== Data provided ==

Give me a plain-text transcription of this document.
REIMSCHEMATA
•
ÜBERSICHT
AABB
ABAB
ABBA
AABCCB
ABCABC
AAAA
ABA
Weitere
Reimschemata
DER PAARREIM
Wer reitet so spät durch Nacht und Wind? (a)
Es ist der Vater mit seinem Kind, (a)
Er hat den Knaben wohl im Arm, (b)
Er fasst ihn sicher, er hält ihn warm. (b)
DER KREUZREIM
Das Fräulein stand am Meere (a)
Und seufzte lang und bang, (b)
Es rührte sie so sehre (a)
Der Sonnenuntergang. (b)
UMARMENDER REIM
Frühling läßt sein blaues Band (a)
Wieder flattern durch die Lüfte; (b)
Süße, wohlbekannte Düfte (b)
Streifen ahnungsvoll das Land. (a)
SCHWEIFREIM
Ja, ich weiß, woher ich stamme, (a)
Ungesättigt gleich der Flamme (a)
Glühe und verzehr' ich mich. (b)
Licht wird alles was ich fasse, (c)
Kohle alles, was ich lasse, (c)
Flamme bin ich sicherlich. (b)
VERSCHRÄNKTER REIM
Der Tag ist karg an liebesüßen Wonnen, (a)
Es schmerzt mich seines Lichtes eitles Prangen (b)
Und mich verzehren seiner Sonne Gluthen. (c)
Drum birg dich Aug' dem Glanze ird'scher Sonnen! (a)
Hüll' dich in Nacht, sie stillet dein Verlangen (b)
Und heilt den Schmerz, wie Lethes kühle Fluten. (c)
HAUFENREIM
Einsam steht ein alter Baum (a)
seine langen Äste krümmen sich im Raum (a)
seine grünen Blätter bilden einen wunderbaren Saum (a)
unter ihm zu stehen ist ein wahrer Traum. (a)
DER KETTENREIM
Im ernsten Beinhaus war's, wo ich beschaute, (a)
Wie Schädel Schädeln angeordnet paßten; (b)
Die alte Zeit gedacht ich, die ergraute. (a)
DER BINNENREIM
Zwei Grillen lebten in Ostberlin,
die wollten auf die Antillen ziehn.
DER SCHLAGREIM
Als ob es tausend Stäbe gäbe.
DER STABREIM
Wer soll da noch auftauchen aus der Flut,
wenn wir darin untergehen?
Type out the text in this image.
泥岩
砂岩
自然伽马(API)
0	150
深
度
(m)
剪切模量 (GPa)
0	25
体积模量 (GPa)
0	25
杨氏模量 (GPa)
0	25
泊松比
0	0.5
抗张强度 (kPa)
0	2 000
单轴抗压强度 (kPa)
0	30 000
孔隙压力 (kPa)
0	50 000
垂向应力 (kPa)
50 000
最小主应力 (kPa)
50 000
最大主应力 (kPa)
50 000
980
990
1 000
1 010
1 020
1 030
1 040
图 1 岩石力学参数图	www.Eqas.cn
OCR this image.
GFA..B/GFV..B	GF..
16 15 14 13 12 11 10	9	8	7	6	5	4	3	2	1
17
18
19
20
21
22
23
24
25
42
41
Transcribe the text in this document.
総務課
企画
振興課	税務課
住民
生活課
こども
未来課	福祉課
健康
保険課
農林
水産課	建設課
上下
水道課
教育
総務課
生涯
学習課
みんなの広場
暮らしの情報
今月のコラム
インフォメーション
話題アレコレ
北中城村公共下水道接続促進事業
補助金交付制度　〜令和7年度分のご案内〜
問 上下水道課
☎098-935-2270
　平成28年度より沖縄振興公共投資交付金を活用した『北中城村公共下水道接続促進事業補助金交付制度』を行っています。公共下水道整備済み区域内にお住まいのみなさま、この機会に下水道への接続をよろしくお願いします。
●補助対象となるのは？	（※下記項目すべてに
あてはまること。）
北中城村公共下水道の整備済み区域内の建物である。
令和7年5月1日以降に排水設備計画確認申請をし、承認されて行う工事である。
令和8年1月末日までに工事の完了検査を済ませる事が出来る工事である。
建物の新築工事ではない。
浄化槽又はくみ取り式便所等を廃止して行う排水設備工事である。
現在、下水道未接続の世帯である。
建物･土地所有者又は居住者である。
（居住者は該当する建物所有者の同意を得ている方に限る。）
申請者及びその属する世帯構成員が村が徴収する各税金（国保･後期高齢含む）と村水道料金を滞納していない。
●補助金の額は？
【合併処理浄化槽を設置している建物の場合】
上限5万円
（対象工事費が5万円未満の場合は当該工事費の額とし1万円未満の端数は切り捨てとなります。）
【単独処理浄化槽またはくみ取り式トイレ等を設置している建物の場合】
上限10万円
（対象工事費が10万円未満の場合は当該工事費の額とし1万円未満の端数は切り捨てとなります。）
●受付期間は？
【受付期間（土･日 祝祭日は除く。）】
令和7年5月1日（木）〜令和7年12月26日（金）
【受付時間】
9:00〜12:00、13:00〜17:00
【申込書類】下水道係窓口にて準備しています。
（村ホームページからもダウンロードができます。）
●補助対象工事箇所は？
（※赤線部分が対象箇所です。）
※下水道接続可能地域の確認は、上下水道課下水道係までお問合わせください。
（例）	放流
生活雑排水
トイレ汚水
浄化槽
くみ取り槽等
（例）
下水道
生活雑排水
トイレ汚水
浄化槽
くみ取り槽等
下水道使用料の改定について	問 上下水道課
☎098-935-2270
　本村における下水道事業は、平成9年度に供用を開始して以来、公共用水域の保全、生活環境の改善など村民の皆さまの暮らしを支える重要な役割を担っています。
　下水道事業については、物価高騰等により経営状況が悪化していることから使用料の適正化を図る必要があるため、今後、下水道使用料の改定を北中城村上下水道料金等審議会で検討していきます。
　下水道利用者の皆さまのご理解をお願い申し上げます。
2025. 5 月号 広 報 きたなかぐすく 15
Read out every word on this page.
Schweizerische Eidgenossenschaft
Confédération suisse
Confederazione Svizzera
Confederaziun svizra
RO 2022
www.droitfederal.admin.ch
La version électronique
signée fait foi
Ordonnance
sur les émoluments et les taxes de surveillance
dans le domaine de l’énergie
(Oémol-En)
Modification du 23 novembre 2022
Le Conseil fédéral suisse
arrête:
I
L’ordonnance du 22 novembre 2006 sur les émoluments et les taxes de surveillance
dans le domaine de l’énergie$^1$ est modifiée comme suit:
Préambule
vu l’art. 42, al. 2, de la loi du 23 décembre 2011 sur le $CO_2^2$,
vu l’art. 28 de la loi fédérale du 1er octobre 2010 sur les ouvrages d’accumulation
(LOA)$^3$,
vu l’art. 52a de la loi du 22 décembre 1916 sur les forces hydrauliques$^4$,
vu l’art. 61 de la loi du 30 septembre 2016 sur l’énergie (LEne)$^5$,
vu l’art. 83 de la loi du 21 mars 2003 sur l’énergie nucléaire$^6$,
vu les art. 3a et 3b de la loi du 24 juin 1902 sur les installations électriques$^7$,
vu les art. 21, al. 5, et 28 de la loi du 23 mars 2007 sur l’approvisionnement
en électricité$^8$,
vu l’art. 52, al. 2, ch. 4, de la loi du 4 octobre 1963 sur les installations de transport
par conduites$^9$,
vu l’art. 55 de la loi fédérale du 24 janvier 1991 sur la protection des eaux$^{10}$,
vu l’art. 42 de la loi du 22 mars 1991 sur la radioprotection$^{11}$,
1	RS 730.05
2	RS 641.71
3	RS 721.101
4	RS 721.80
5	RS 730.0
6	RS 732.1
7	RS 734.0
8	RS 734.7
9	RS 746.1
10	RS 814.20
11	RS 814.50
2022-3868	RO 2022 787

===

Give the listing again, word for word.

Solution to the exercise:
Give me a plain-text transcription of this document.
REIMSCHEMATA
•
ÜBERSICHT
AABB
ABAB
ABBA
AABCCB
ABCABC
AAAA
ABA
Weitere
Reimschemata
DER PAARREIM
Wer reitet so spät durch Nacht und Wind? (a)
Es ist der Vater mit seinem Kind, (a)
Er hat den Knaben wohl im Arm, (b)
Er fasst ihn sicher, er hält ihn warm. (b)
DER KREUZREIM
Das Fräulein stand am Meere (a)
Und seufzte lang und bang, (b)
Es rührte sie so sehre (a)
Der Sonnenuntergang. (b)
UMARMENDER REIM
Frühling läßt sein blaues Band (a)
Wieder flattern durch die Lüfte; (b)
Süße, wohlbekannte Düfte (b)
Streifen ahnungsvoll das Land. (a)
SCHWEIFREIM
Ja, ich weiß, woher ich stamme, (a)
Ungesättigt gleich der Flamme (a)
Glühe und verzehr' ich mich. (b)
Licht wird alles was ich fasse, (c)
Kohle alles, was ich lasse, (c)
Flamme bin ich sicherlich. (b)
VERSCHRÄNKTER REIM
Der Tag ist karg an liebesüßen Wonnen, (a)
Es schmerzt mich seines Lichtes eitles Prangen (b)
Und mich verzehren seiner Sonne Gluthen. (c)
Drum birg dich Aug' dem Glanze ird'scher Sonnen! (a)
Hüll' dich in Nacht, sie stillet dein Verlangen (b)
Und heilt den Schmerz, wie Lethes kühle Fluten. (c)
HAUFENREIM
Einsam steht ein alter Baum (a)
seine langen Äste krümmen sich im Raum (a)
seine grünen Blätter bilden einen wunderbaren Saum (a)
unter ihm zu stehen ist ein wahrer Traum. (a)
DER KETTENREIM
Im ernsten Beinhaus war's, wo ich beschaute, (a)
Wie Schädel Schädeln angeordnet paßten; (b)
Die alte Zeit gedacht ich, die ergraute. (a)
DER BINNENREIM
Zwei Grillen lebten in Ostberlin,
die wollten auf die Antillen ziehn.
DER SCHLAGREIM
Als ob es tausend Stäbe gäbe.
DER STABREIM
Wer soll da noch auftauchen aus der Flut,
wenn wir darin untergehen?
Type out the text in this image.
泥岩
砂岩
自然伽马(API)
0	150
深
度
(m)
剪切模量 (GPa)
0	25
体积模量 (GPa)
0	25
杨氏模量 (GPa)
0	25
泊松比
0	0.5
抗张强度 (kPa)
0	2 000
单轴抗压强度 (kPa)
0	30 000
孔隙压力 (kPa)
0	50 000
垂向应力 (kPa)
50 000
最小主应力 (kPa)
50 000
最大主应力 (kPa)
50 000
980
990
1 000
1 010
1 020
1 030
1 040
图 1 岩石力学参数图	www.Eqas.cn
OCR this image.
GFA..B/GFV..B	GF..
16 15 14 13 12 11 10	9	8	7	6	5	4	3	2	1
17
18
19
20
21
22
23
24
25
42
41
Transcribe the text in this document.
総務課
企画
振興課	税務課
住民
生活課
こども
未来課	福祉課
健康
保険課
農林
水産課	建設課
上下
水道課
教育
総務課
生涯
学習課
みんなの広場
暮らしの情報
今月のコラム
インフォメーション
話題アレコレ
北中城村公共下水道接続促進事業
補助金交付制度　〜令和7年度分のご案内〜
問 上下水道課
☎098-935-2270
　平成28年度より沖縄振興公共投資交付金を活用した『北中城村公共下水道接続促進事業補助金交付制度』を行っています。公共下水道整備済み区域内にお住まいのみなさま、この機会に下水道への接続をよろしくお願いします。
●補助対象となるのは？	（※下記項目すべてに
あてはまること。）
北中城村公共下水道の整備済み区域内の建物である。
令和7年5月1日以降に排水設備計画確認申請をし、承認されて行う工事である。
令和8年1月末日までに工事の完了検査を済ませる事が出来る工事である。
建物の新築工事ではない。
浄化槽又はくみ取り式便所等を廃止して行う排水設備工事である。
現在、下水道未接続の世帯である。
建物･土地所有者又は居住者である。
（居住者は該当する建物所有者の同意を得ている方に限る。）
申請者及びその属する世帯構成員が村が徴収する各税金（国保･後期高齢含む）と村水道料金を滞納していない。
●補助金の額は？
【合併処理浄化槽を設置している建物の場合】
上限5万円
（対象工事費が5万円未満の場合は当該工事費の額とし1万円未満の端数は切り捨てとなります。）
【単独処理浄化槽またはくみ取り式トイレ等を設置している建物の場合】
上限10万円
（対象工事費が10万円未満の場合は当該工事費の額とし1万円未満の端数は切り捨てとなります。）
●受付期間は？
【受付期間（土･日 祝祭日は除く。）】
令和7年5月1日（木）〜令和7年12月26日（金）
【受付時間】
9:00〜12:00、13:00〜17:00
【申込書類】下水道係窓口にて準備しています。
（村ホームページからもダウンロードができます。）
●補助対象工事箇所は？
（※赤線部分が対象箇所です。）
※下水道接続可能地域の確認は、上下水道課下水道係までお問合わせください。
（例）	放流
生活雑排水
トイレ汚水
浄化槽
くみ取り槽等
（例）
下水道
生活雑排水
トイレ汚水
浄化槽
くみ取り槽等
下水道使用料の改定について	問 上下水道課
☎098-935-2270
　本村における下水道事業は、平成9年度に供用を開始して以来、公共用水域の保全、生活環境の改善など村民の皆さまの暮らしを支える重要な役割を担っています。
　下水道事業については、物価高騰等により経営状況が悪化していることから使用料の適正化を図る必要があるため、今後、下水道使用料の改定を北中城村上下水道料金等審議会で検討していきます。
　下水道利用者の皆さまのご理解をお願い申し上げます。
2025. 5 月号 広 報 きたなかぐすく 15
Read out every word on this page.
Schweizerische Eidgenossenschaft
Confédération suisse
Confederazione Svizzera
Confederaziun svizra
RO 2022
www.droitfederal.admin.ch
La version électronique
signée fait foi
Ordonnance
sur les émoluments et les taxes de surveillance
dans le domaine de l’énergie
(Oémol-En)
Modification du 23 novembre 2022
Le Conseil fédéral suisse
arrête:
I
L’ordonnance du 22 novembre 2006 sur les émoluments et les taxes de surveillance
dans le domaine de l’énergie$^1$ est modifiée comme suit:
Préambule
vu l’art. 42, al. 2, de la loi du 23 décembre 2011 sur le $CO_2^2$,
vu l’art. 28 de la loi fédérale du 1er octobre 2010 sur les ouvrages d’accumulation
(LOA)$^3$,
vu l’art. 52a de la loi du 22 décembre 1916 sur les forces hydrauliques$^4$,
vu l’art. 61 de la loi du 30 septembre 2016 sur l’énergie (LEne)$^5$,
vu l’art. 83 de la loi du 21 mars 2003 sur l’énergie nucléaire$^6$,
vu les art. 3a et 3b de la loi du 24 juin 1902 sur les installations électriques$^7$,
vu les art. 21, al. 5, et 28 de la loi du 23 mars 2007 sur l’approvisionnement
en électricité$^8$,
vu l’art. 52, al. 2, ch. 4, de la loi du 4 octobre 1963 sur les installations de transport
par conduites$^9$,
vu l’art. 55 de la loi fédérale du 24 janvier 1991 sur la protection des eaux$^{10}$,
vu l’art. 42 de la loi du 22 mars 1991 sur la radioprotection$^{11}$,
1	RS 730.05
2	RS 641.71
3	RS 721.101
4	RS 721.80
5	RS 730.0
6	RS 732.1
7	RS 734.0
8	RS 734.7
9	RS 746.1
10	RS 814.20
11	RS 814.50
2022-3868	RO 2022 787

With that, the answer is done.